▶ [WHAT THIS TASK INVOLVES]
Copy out the lines below word for word, starting with the line containing "Output 2 of" and going on through the last line. Leave the pictures out.
#### PROVIDED DATA
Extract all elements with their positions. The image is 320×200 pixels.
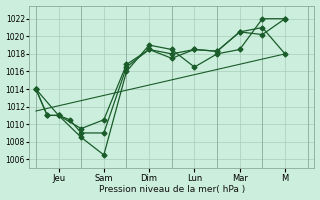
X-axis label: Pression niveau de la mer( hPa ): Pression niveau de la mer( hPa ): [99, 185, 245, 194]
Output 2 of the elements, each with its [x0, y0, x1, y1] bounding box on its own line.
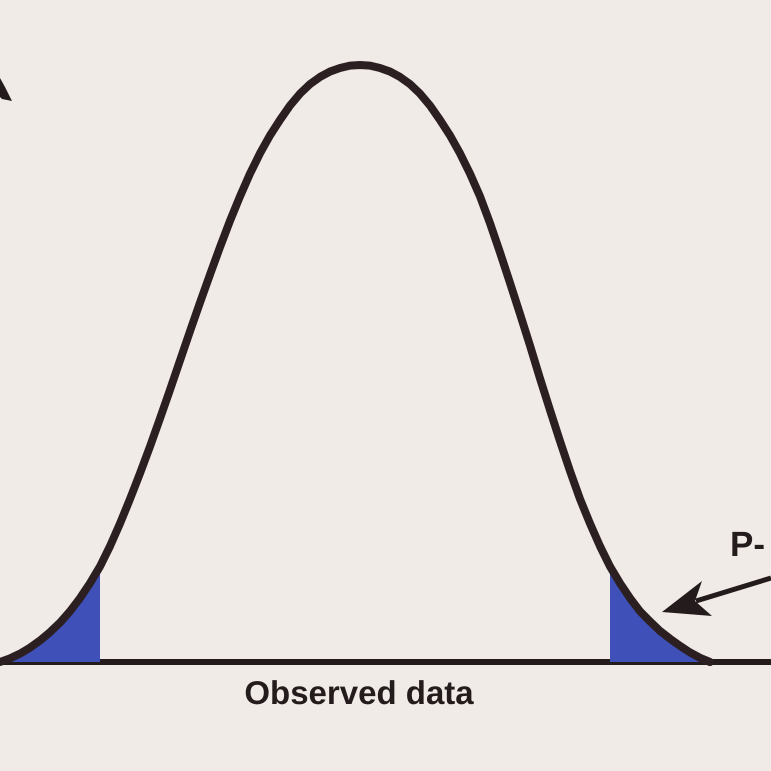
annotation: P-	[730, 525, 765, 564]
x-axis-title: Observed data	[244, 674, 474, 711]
########
▶ [ANSWER TO THIS PROBLEM]
Output 2 of the elements, each with its [x0, y0, x1, y1] bounding box on its own line.
annotation: P-	[730, 525, 765, 564]
x-axis-title: Observed data	[244, 674, 474, 711]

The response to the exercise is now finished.